▸ **EXERCISE DESCRIPTION**
Each line that holds the word "label" counts once. Give the total number of such lines and nothing else.

--- ENTRIES SUPPLIED ---

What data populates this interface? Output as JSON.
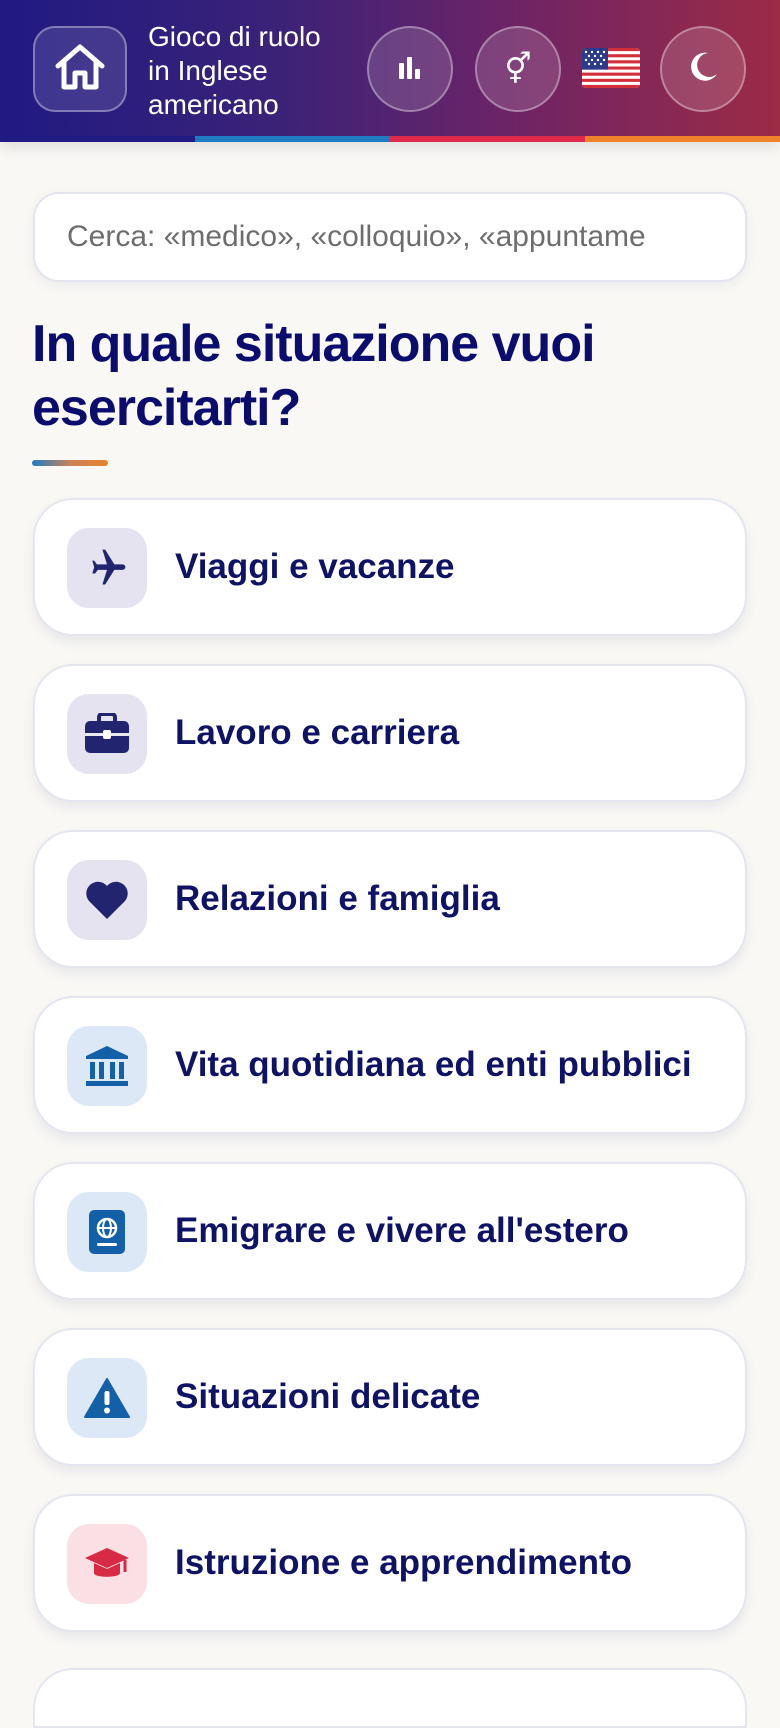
{
  "header": {
    "title": "Gioco di ruolo\nin Inglese\namericano",
    "home_icon": "home-icon",
    "stats_icon": "bar-chart-icon",
    "gender_icon": "gender-symbol-icon",
    "gender_glyph": "⚥",
    "flag_icon": "us-flag-icon",
    "theme_icon": "moon-icon",
    "stripe_colors": [
      "#201a82",
      "#1f7bc1",
      "#e0294a",
      "#ee8129"
    ]
  },
  "search": {
    "placeholder": "Cerca: «medico», «colloquio», «appuntame",
    "value": ""
  },
  "main": {
    "heading": "In quale situazione vuoi esercitarti?"
  },
  "categories": [
    {
      "label": "Viaggi e vacanze",
      "icon": "airplane-icon",
      "icon_bg": "#e4e3ef",
      "icon_color": "#23246f"
    },
    {
      "label": "Lavoro e carriera",
      "icon": "briefcase-icon",
      "icon_bg": "#e4e3ef",
      "icon_color": "#23246f"
    },
    {
      "label": "Relazioni e famiglia",
      "icon": "heart-icon",
      "icon_bg": "#e4e3ef",
      "icon_color": "#23246f"
    },
    {
      "label": "Vita quotidiana ed enti pubblici",
      "icon": "government-building-icon",
      "icon_bg": "#dce8f5",
      "icon_color": "#1460a8"
    },
    {
      "label": "Emigrare e vivere all'estero",
      "icon": "passport-icon",
      "icon_bg": "#dce8f5",
      "icon_color": "#1460a8"
    },
    {
      "label": "Situazioni delicate",
      "icon": "warning-icon",
      "icon_bg": "#dce8f5",
      "icon_color": "#1460a8"
    },
    {
      "label": "Istruzione e apprendimento",
      "icon": "graduation-cap-icon",
      "icon_bg": "#fadfe4",
      "icon_color": "#d62a45"
    }
  ]
}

---

▸ **THE SOLUTION**
7